* SHORT TASK *
Give nothing except the number of lines containing the word "name".
* * * * * * * * *
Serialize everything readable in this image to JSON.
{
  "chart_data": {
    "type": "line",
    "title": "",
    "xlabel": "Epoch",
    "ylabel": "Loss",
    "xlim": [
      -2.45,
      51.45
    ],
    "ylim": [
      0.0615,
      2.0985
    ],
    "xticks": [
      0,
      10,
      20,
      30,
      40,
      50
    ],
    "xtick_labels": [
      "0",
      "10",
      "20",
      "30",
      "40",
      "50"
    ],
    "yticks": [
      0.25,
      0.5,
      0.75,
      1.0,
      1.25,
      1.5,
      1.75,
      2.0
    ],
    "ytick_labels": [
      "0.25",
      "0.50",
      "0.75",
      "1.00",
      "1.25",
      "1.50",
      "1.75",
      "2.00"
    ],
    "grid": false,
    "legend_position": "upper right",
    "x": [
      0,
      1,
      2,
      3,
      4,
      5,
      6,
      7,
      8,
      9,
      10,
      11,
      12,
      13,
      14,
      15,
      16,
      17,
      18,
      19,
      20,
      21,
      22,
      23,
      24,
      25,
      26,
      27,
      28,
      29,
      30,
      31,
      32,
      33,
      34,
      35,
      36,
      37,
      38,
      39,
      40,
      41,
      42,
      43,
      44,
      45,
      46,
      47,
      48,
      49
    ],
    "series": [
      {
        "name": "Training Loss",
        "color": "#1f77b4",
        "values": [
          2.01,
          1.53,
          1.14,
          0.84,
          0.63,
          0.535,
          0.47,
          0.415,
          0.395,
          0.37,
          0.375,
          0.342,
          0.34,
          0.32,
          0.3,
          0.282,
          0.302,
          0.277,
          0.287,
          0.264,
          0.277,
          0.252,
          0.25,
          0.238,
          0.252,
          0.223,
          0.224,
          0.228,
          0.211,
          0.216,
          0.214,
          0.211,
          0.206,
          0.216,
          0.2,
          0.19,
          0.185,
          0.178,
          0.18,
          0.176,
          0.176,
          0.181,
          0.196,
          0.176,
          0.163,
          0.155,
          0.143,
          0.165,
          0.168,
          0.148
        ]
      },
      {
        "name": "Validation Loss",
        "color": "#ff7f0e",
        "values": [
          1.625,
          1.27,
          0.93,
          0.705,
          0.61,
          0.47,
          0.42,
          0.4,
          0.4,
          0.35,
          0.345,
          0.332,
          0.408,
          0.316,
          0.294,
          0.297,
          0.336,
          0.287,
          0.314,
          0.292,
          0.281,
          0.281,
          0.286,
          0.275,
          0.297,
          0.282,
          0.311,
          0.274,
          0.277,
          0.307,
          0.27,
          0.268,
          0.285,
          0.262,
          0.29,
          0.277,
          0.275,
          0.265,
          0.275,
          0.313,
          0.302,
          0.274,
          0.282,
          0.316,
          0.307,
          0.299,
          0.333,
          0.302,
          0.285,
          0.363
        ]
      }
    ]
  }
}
* * * * * * * * *
* THE ANSWER *
2